== What you should do ==
Find the lines that contain the word "Receive" and copy each one.

== The input ==

================

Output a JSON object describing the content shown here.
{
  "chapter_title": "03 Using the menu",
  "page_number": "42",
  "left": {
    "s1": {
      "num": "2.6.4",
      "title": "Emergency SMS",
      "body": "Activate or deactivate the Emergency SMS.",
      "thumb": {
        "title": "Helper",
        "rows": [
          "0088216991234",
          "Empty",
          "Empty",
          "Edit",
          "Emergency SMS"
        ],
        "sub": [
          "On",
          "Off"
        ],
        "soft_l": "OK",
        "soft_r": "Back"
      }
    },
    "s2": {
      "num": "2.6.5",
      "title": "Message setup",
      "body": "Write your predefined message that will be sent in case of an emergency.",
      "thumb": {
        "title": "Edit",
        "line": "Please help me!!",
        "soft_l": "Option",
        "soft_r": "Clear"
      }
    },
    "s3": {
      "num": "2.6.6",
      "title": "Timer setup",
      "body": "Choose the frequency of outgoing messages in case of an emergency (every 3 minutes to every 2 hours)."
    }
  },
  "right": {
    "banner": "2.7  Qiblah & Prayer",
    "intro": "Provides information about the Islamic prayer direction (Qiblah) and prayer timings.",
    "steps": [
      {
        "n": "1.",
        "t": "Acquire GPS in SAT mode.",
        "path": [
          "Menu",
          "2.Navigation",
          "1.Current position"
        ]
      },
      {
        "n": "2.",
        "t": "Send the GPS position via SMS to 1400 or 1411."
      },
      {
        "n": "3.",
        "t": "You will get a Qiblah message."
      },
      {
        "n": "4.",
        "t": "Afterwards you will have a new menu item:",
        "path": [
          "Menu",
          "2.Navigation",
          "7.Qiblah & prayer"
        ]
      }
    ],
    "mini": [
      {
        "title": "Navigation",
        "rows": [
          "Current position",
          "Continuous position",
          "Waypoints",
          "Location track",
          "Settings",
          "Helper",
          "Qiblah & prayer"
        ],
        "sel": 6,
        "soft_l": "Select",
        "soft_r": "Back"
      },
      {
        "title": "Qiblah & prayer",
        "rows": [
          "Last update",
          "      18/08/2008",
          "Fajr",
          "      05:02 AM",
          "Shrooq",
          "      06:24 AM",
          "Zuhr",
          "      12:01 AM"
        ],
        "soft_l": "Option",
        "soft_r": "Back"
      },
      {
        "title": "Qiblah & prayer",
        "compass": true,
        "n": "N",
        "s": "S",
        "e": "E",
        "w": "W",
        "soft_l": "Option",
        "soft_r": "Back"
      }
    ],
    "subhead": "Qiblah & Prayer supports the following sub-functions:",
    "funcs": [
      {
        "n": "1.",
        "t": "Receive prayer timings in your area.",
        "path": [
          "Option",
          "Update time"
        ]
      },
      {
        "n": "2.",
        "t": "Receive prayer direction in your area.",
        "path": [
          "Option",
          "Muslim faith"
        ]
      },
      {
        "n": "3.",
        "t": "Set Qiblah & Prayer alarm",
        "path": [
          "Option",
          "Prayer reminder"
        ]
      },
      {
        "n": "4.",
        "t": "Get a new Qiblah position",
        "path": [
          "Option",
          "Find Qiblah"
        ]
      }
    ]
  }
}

================

== Solution for this task ==
        "t": "Receive prayer timings in your area.",
        "t": "Receive prayer direction in your area.",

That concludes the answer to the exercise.